Text shown:

^^^^^^^^^^^^^^^^

The future is radically open

The future is radically open

Is the universe fundamentally predictable or unpredictable? Does the degree to which the future remains unknown reflect our own cognitive limitations, or the fundamentally open structure of reality? Earlier this week a remarkable panel comprising of Lee Smolin, Francesca Vidotto and John Vervaeke debated these questions during an IAI Live event, streamed in real time from the Institute of Art and Ideas in London. The universe, the panelists agreed, is a place of constant change and surprise, and its future remains fundamentally open.

Is the future predictable? Arguably the success of the natural sciences, physics in particular, is measured in terms of its predictive powers. Even quantum mechanics, a theory that challenged the deterministic picture of reality, still makes predictions, albeit probabilistic ones, with great accuracy – the greatest of any theory so far. But is this idea that reality has a certain order, that the future will resemble the past, and that we are capable of identifying the patterns that help us navigate time true? Or is reality and the future radically open, unpredictable, and capable of surprising us?

These were some of the questions that radical theoretical physicist Lee Smolin, professor of physics, astronomy and philosophy Francesca Vidotto, and professor of cognitive science, John Vervaeke, tackled during a live online debate for the Institute of Art and Ideas earlier this month. The discussion ended up focusing less on the cognitive limitations of humans and more on the very nature of reality itself and the extent to which it lends itself to predictability. Then again, John Vervake argued that there is a lot more continuity between the cognitive structure of the human mind, and the structure of reality itself.

^^^^^^^^^^^^^^^^

Information shown:
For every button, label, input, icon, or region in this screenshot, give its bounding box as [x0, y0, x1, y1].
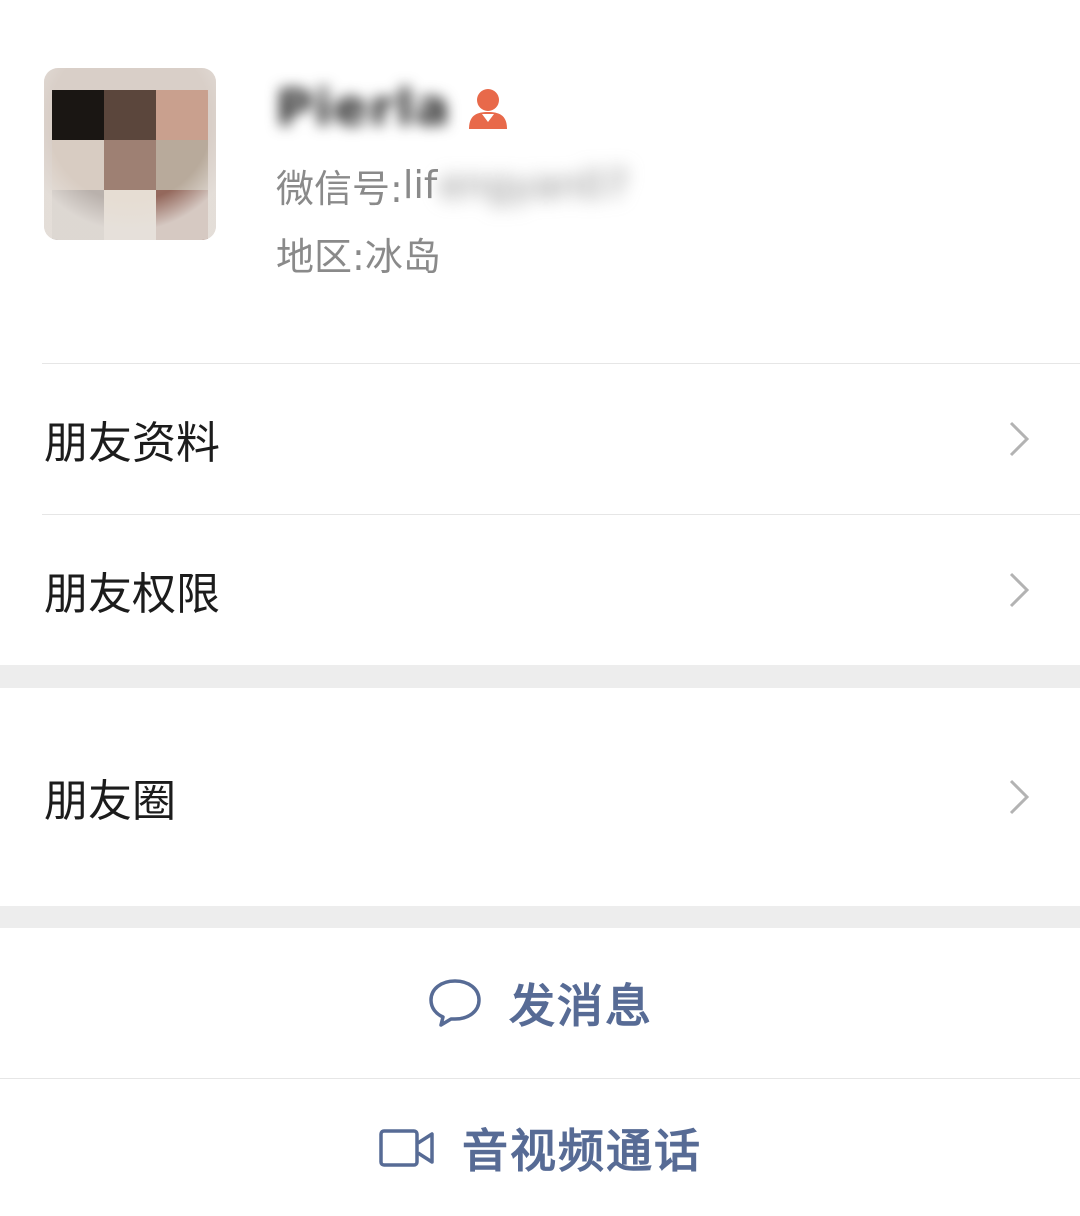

^^^^^^^^^^^^^^^^

Written task:
Please reproduce the part of the text on the open future above between "Is the future" and "of surprising us?", inclusive.

Solved exercise:
Is the future predictable? Arguably the success of the natural sciences, physics in particular, is measured in terms of its predictive powers. Even quantum mechanics, a theory that challenged the deterministic picture of reality, still makes predictions, albeit probabilistic ones, with great accuracy – the greatest of any theory so far. But is this idea that reality has a certain order, that the future will resemble the past, and that we are capable of identifying the patterns that help us navigate time true? Or is reality and the future radically open, unpredictable, and capable of surprising us?